■ SHORT EXERCISE
Gather each line of the entries below that includes "Sesiones".

■ DATA LISTING
###
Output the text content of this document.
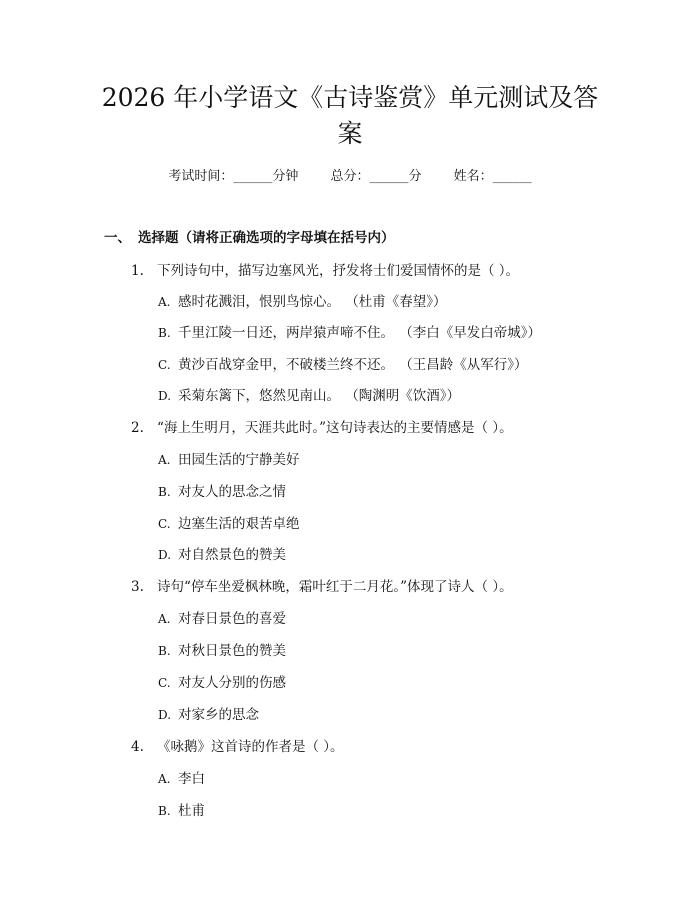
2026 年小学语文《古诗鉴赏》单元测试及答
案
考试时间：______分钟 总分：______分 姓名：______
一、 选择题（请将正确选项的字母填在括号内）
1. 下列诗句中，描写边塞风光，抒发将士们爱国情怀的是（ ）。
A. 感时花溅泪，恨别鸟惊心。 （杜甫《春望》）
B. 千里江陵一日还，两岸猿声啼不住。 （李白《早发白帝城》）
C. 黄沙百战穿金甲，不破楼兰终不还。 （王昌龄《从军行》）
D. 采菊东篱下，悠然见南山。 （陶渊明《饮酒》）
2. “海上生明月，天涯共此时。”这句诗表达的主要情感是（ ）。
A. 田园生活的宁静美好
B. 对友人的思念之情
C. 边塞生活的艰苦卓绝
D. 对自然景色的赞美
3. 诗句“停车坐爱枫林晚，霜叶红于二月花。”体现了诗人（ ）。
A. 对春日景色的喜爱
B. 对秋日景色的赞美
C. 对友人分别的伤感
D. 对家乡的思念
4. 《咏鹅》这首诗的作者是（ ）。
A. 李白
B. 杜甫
###
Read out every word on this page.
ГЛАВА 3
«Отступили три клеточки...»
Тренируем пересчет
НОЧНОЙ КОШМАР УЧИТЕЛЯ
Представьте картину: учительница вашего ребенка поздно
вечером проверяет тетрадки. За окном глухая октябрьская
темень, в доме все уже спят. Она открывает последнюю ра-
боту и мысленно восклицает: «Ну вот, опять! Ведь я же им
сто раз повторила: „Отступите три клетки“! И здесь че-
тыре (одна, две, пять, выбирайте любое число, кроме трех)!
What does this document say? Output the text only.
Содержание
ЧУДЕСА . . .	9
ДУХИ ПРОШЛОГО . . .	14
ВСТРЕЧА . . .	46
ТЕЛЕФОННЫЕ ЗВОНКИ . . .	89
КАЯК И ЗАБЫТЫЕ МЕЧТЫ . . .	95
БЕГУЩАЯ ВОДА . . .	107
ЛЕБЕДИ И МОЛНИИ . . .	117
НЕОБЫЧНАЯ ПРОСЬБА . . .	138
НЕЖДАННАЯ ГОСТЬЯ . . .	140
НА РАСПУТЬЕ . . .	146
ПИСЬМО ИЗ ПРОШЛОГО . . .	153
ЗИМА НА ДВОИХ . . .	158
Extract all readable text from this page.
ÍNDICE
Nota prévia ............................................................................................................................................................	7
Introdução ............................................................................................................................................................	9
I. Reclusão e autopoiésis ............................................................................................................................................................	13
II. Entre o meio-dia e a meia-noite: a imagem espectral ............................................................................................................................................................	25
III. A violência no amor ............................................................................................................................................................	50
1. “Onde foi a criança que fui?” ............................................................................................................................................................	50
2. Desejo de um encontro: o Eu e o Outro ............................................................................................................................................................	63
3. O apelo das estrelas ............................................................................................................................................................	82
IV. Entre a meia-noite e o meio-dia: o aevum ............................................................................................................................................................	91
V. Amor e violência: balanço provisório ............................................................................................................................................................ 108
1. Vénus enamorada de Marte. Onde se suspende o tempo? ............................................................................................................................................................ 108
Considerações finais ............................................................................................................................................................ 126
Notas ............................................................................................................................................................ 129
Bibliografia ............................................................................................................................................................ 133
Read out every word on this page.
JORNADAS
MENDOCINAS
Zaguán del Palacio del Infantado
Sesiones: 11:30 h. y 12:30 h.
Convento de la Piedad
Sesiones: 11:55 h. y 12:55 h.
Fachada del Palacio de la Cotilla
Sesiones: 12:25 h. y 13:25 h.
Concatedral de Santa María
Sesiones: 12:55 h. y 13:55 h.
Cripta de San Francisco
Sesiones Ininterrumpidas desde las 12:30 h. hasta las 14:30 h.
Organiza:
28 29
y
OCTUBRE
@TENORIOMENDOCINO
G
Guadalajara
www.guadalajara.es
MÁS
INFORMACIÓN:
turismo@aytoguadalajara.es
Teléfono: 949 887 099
###
■ SOLUTION TO THIS PROBLEM
Sesiones: 11:30 h. y 12:30 h.
Sesiones: 11:55 h. y 12:55 h.
Sesiones: 12:25 h. y 13:25 h.
Sesiones: 12:55 h. y 13:55 h.
Sesiones Ininterrumpidas desde las 12:30 h. hasta las 14:30 h.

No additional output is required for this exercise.